-- BEGIN Data in this exercise --

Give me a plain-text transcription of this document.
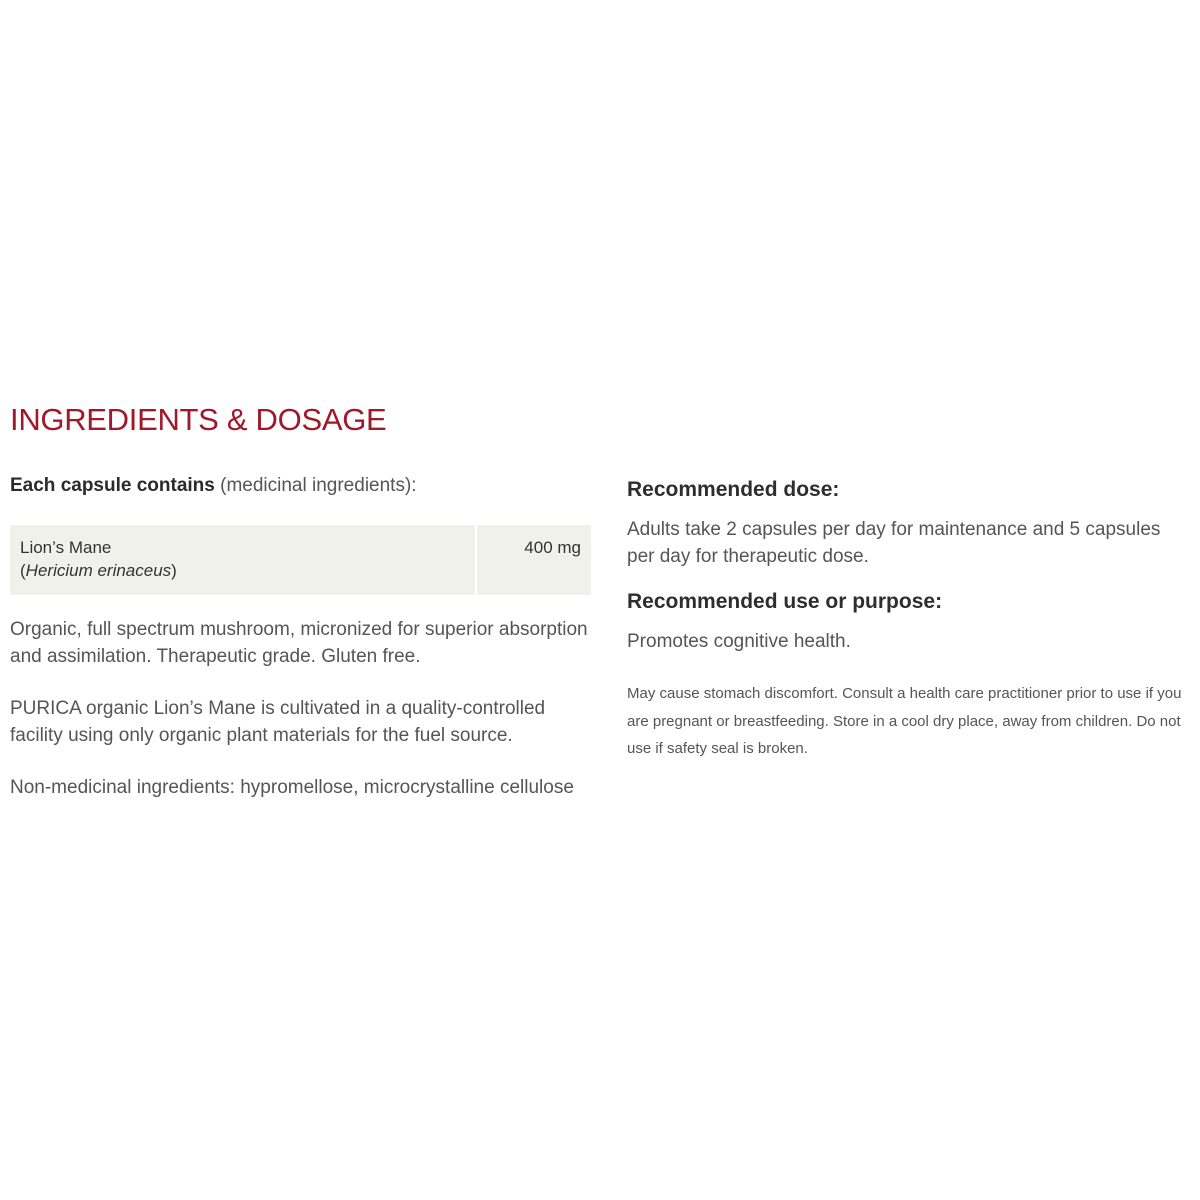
INGREDIENTS & DOSAGE

Each capsule contains (medicinal ingredients):

Lion’s Mane
(Hericium erinaceus)
	400 mg

Organic, full spectrum mushroom, micronized for superior absorption and assimilation. Therapeutic grade. Gluten free.

PURICA organic Lion’s Mane is cultivated in a quality-controlled facility using only organic plant materials for the fuel source.

Non-medicinal ingredients: hypromellose, microcrystalline cellulose

Recommended dose:

Adults take 2 capsules per day for maintenance and 5 capsules per day for therapeutic dose.

Recommended use or purpose:

Promotes cognitive health.

May cause stomach discomfort. Consult a health care practitioner prior to use if you are pregnant or breastfeeding. Store in a cool dry place, away from children. Do not use if safety seal is broken.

-- END Data in this exercise --

• _Your task_: Leave out the pictures and copy the rest of the material above exactly.

• _Output below_:
Give me a plain-text transcription of this document.
INGREDIENTS & DOSAGE

Each capsule contains (medicinal ingredients):

Lion’s Mane
(Hericium erinaceus)
	400 mg

Organic, full spectrum mushroom, micronized for superior absorption and assimilation. Therapeutic grade. Gluten free.

PURICA organic Lion’s Mane is cultivated in a quality-controlled facility using only organic plant materials for the fuel source.

Non-medicinal ingredients: hypromellose, microcrystalline cellulose

Recommended dose:

Adults take 2 capsules per day for maintenance and 5 capsules per day for therapeutic dose.

Recommended use or purpose:

Promotes cognitive health.

May cause stomach discomfort. Consult a health care practitioner prior to use if you are pregnant or breastfeeding. Store in a cool dry place, away from children. Do not use if safety seal is broken.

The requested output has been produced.